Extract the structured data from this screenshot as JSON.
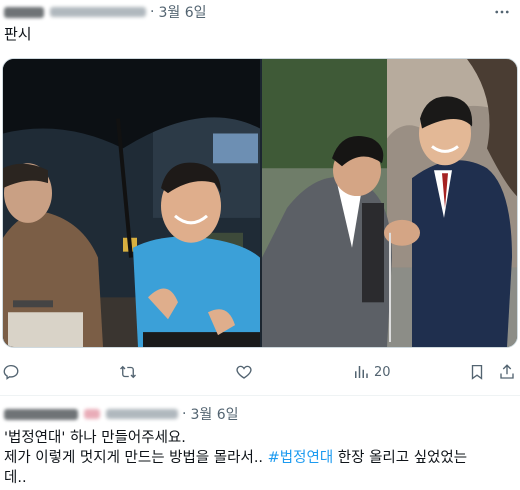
{
  "post1": {
    "date": "3월 6일",
    "text": "판시",
    "media": [
      {
        "description": "two men seated under a black umbrella at an outdoor night event"
      },
      {
        "description": "two men in suits shaking hands and laughing outdoors"
      }
    ],
    "actions": {
      "reply_icon": "reply-icon",
      "retweet_icon": "retweet-icon",
      "like_icon": "heart-icon",
      "views_icon": "views-icon",
      "views_count": "20",
      "bookmark_icon": "bookmark-icon",
      "share_icon": "share-icon"
    }
  },
  "post2": {
    "date": "3월 6일",
    "line1": "'법정연대' 하나 만들어주세요.",
    "line2_before": "제가 이렇게 멋지게 만드는 방법을 몰라서.. ",
    "hashtag": "#법정연대",
    "line2_after": " 한장 올리고 싶었었는",
    "line3": "데.."
  },
  "colors": {
    "text": "#0f1419",
    "muted": "#536471",
    "link": "#1d9bf0",
    "border": "#cfd9de"
  }
}
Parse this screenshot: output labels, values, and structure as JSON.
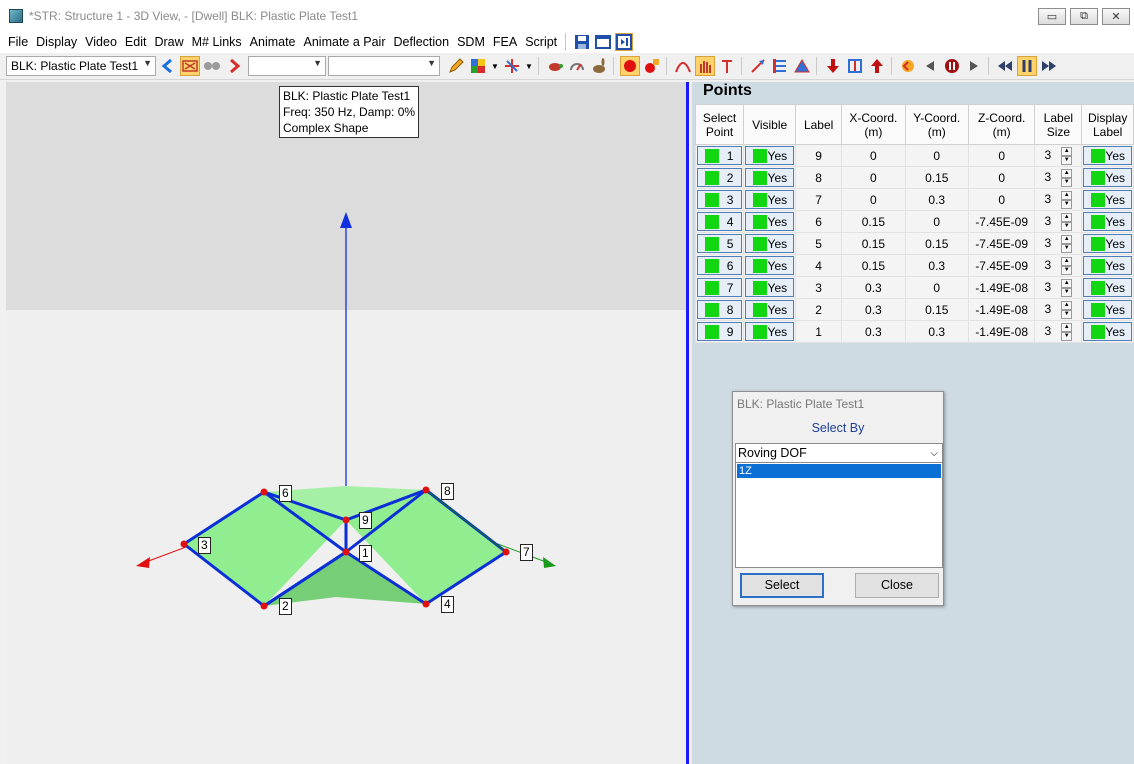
{
  "window": {
    "title": "*STR: Structure 1 - 3D View,  - [Dwell] BLK: Plastic Plate Test1",
    "controls": [
      "▭",
      "⧉",
      "✕"
    ]
  },
  "menu": [
    "File",
    "Display",
    "Video",
    "Edit",
    "Draw",
    "M# Links",
    "Animate",
    "Animate a Pair",
    "Deflection",
    "SDM",
    "FEA",
    "Script"
  ],
  "toolbar": {
    "block_select": "BLK: Plastic Plate Test1",
    "combo2": "",
    "combo3": ""
  },
  "view": {
    "tooltip": {
      "line1": "BLK: Plastic Plate Test1",
      "line2": "Freq: 350 Hz, Damp: 0%",
      "line3": "Complex Shape"
    }
  },
  "points_panel": {
    "title": "Points",
    "columns": [
      [
        "Select",
        "Point"
      ],
      [
        "Visible",
        ""
      ],
      [
        "Label",
        ""
      ],
      [
        "X-Coord.",
        "(m)"
      ],
      [
        "Y-Coord.",
        "(m)"
      ],
      [
        "Z-Coord.",
        "(m)"
      ],
      [
        "Label",
        "Size"
      ],
      [
        "Display",
        "Label"
      ]
    ],
    "rows": [
      {
        "point": "1",
        "visible": "Yes",
        "label": "9",
        "x": "0",
        "y": "0",
        "z": "0",
        "size": "3",
        "display": "Yes"
      },
      {
        "point": "2",
        "visible": "Yes",
        "label": "8",
        "x": "0",
        "y": "0.15",
        "z": "0",
        "size": "3",
        "display": "Yes"
      },
      {
        "point": "3",
        "visible": "Yes",
        "label": "7",
        "x": "0",
        "y": "0.3",
        "z": "0",
        "size": "3",
        "display": "Yes"
      },
      {
        "point": "4",
        "visible": "Yes",
        "label": "6",
        "x": "0.15",
        "y": "0",
        "z": "-7.45E-09",
        "size": "3",
        "display": "Yes"
      },
      {
        "point": "5",
        "visible": "Yes",
        "label": "5",
        "x": "0.15",
        "y": "0.15",
        "z": "-7.45E-09",
        "size": "3",
        "display": "Yes"
      },
      {
        "point": "6",
        "visible": "Yes",
        "label": "4",
        "x": "0.15",
        "y": "0.3",
        "z": "-7.45E-09",
        "size": "3",
        "display": "Yes"
      },
      {
        "point": "7",
        "visible": "Yes",
        "label": "3",
        "x": "0.3",
        "y": "0",
        "z": "-1.49E-08",
        "size": "3",
        "display": "Yes"
      },
      {
        "point": "8",
        "visible": "Yes",
        "label": "2",
        "x": "0.3",
        "y": "0.15",
        "z": "-1.49E-08",
        "size": "3",
        "display": "Yes"
      },
      {
        "point": "9",
        "visible": "Yes",
        "label": "1",
        "x": "0.3",
        "y": "0.3",
        "z": "-1.49E-08",
        "size": "3",
        "display": "Yes"
      }
    ]
  },
  "dialog": {
    "title": "BLK: Plastic Plate Test1",
    "label": "Select By",
    "combo_value": "Roving DOF",
    "list_items": [
      "1Z"
    ],
    "select_button": "Select",
    "close_button": "Close"
  },
  "model_labels": [
    "1",
    "2",
    "3",
    "4",
    "6",
    "7",
    "8",
    "9"
  ],
  "colors": {
    "accent": "#1a1aff",
    "mesh_edge": "#0b2fd6",
    "mesh_fill": "#90ee90",
    "point": "#e01010",
    "status_green": "#12d612"
  }
}
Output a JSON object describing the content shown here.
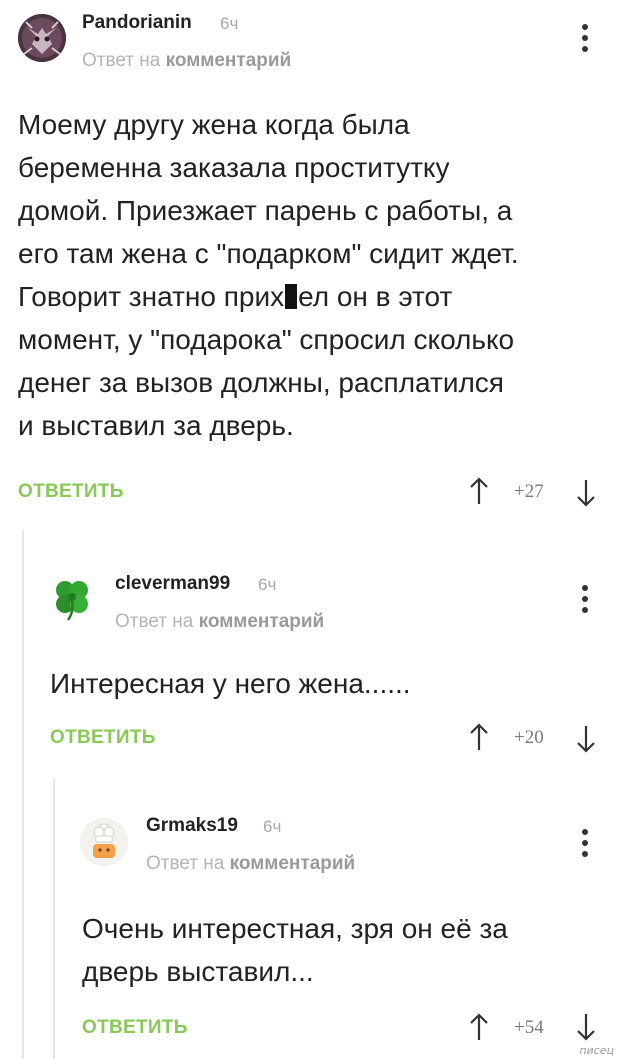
{
  "comments": [
    {
      "username": "Pandorianin",
      "time": "6ч",
      "reply_prefix": "Ответ на",
      "reply_target": "комментарий",
      "lines": [
        "Моему другу жена когда была",
        "беременна заказала проститутку",
        "домой. Приезжает парень с работы, а",
        "его там жена с \"подарком\" сидит ждет.",
        "Говорит знатно прих",
        "ел он в этот",
        "момент,  у \"подарока\" спросил сколько",
        "денег за вызов должны, расплатился",
        "и выставил за дверь."
      ],
      "reply_label": "ОТВЕТИТЬ",
      "rating": "+27"
    },
    {
      "username": "cleverman99",
      "time": "6ч",
      "reply_prefix": "Ответ на",
      "reply_target": "комментарий",
      "lines": [
        "Интересная у него жена......"
      ],
      "reply_label": "ОТВЕТИТЬ",
      "rating": "+20"
    },
    {
      "username": "Grmaks19",
      "time": "6ч",
      "reply_prefix": "Ответ на",
      "reply_target": "комментарий",
      "lines": [
        "Очень интерестная, зря он её за",
        "дверь выставил..."
      ],
      "reply_label": "ОТВЕТИТЬ",
      "rating": "+54"
    }
  ],
  "watermark": "писец",
  "colors": {
    "accent_reply": "#8ac858",
    "thread_line": "#e6e6e6",
    "meta_gray": "#b4b4b4"
  },
  "icons": [
    "avatar-pandorianin",
    "clover-avatar-icon",
    "chef-avatar-icon",
    "more-vertical-icon",
    "arrow-up-icon",
    "arrow-down-icon"
  ]
}
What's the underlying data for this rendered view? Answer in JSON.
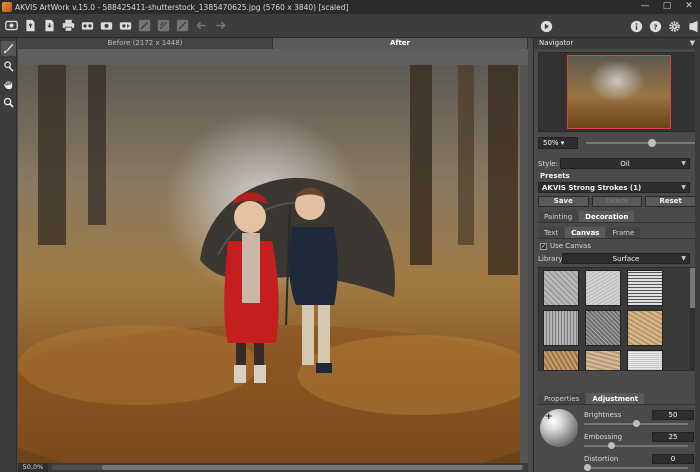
{
  "window": {
    "title": "AKVIS ArtWork v.15.0 - 588425411-shutterstock_1385470625.jpg (5760 x 3840) [scaled]"
  },
  "view_tabs": {
    "before": "Before (2172 x 1448)",
    "after": "After"
  },
  "status": {
    "zoom": "50,0%"
  },
  "navigator": {
    "title": "Navigator",
    "zoom": "50%",
    "zoom_level": 0.62
  },
  "style": {
    "label": "Style:",
    "value": "Oil"
  },
  "presets": {
    "title": "Presets",
    "selected": "AKVIS Strong Strokes (1)",
    "save": "Save",
    "delete": "Delete",
    "reset": "Reset"
  },
  "main_tabs": [
    "Painting",
    "Decoration"
  ],
  "decoration_tabs": [
    "Text",
    "Canvas",
    "Frame"
  ],
  "canvas": {
    "use_canvas_label": "Use Canvas",
    "use_canvas_checked": true,
    "library_label": "Library",
    "library_value": "Surface"
  },
  "bottom_tabs": [
    "Properties",
    "Adjustment"
  ],
  "adjustment": {
    "brightness": {
      "label": "Brightness",
      "value": "50",
      "level": 0.5
    },
    "embossing": {
      "label": "Embossing",
      "value": "25",
      "level": 0.25
    },
    "distortion": {
      "label": "Distortion",
      "value": "0",
      "level": 0.0
    }
  },
  "icons": {
    "toolbar": [
      "open-icon",
      "save-icon",
      "export-icon",
      "print-icon",
      "batch-icon",
      "plugin-icon",
      "share-icon",
      "undo-icon",
      "redo-icon",
      "run-icon",
      "info-icon",
      "help-icon",
      "settings-icon",
      "news-icon"
    ],
    "tools": [
      "brush-icon",
      "eraser-icon",
      "hand-icon",
      "zoom-icon"
    ]
  }
}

****************

Report back each line of the entries that holds the string "data".

Extract the structured data from this screenshot as JSON.
What's the underlying data for this rendered view? Answer in JSON.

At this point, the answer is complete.